■ Dataset excerpts:
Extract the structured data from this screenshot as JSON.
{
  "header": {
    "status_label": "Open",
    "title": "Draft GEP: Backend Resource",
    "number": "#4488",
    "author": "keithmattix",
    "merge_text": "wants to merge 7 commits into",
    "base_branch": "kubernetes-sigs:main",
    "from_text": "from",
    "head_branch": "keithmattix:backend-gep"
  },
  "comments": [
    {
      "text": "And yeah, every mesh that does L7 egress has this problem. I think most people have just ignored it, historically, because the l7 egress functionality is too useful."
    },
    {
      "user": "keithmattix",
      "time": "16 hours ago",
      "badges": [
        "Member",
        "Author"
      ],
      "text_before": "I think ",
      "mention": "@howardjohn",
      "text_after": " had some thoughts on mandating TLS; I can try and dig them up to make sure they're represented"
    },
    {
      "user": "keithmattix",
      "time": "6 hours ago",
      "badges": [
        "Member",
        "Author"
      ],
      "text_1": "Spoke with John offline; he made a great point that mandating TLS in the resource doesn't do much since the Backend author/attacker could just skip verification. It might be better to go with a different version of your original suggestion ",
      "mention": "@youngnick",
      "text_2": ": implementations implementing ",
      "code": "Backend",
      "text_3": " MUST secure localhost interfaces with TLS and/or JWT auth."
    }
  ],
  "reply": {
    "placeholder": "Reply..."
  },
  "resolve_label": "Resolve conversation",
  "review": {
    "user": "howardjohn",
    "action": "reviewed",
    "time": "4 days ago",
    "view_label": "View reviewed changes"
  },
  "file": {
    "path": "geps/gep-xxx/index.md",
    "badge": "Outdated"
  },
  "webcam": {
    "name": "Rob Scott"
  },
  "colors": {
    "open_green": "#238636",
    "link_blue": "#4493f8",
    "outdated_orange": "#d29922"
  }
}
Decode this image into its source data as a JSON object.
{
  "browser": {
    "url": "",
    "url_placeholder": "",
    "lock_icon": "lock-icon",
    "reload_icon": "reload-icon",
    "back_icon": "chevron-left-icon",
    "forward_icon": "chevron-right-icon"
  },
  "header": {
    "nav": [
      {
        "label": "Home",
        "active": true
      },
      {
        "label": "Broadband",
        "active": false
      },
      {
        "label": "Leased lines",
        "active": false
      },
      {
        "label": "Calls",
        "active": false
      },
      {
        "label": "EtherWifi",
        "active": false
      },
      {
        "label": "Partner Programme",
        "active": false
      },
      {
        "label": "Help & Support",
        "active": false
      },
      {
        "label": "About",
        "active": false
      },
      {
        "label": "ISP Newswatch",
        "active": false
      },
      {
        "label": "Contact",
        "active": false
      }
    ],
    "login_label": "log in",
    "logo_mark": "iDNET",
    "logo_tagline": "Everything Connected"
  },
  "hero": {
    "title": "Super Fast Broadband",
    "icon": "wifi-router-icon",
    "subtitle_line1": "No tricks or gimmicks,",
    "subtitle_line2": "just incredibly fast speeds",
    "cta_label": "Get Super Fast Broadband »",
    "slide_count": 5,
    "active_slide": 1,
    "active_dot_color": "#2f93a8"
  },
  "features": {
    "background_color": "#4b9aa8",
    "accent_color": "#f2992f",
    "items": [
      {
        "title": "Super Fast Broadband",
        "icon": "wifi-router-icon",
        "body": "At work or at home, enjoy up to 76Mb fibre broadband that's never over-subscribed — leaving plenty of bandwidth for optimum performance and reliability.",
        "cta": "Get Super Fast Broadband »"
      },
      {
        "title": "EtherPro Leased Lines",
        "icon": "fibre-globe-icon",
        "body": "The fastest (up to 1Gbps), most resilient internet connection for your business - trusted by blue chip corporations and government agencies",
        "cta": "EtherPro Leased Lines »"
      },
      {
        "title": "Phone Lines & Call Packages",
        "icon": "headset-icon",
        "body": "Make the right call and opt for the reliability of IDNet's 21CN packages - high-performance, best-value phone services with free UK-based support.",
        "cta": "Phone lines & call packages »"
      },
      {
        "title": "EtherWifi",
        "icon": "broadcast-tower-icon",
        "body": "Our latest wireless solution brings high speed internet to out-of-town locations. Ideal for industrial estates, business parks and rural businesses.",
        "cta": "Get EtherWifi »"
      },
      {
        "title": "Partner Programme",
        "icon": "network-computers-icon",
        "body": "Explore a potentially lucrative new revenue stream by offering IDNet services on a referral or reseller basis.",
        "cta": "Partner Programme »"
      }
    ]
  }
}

■ Work to do: Pull out each line of the records holding the string "EtherWifi".

■ Answer to the exercise:
        "label": "EtherWifi",
        "title": "EtherWifi",
        "cta": "Get EtherWifi »"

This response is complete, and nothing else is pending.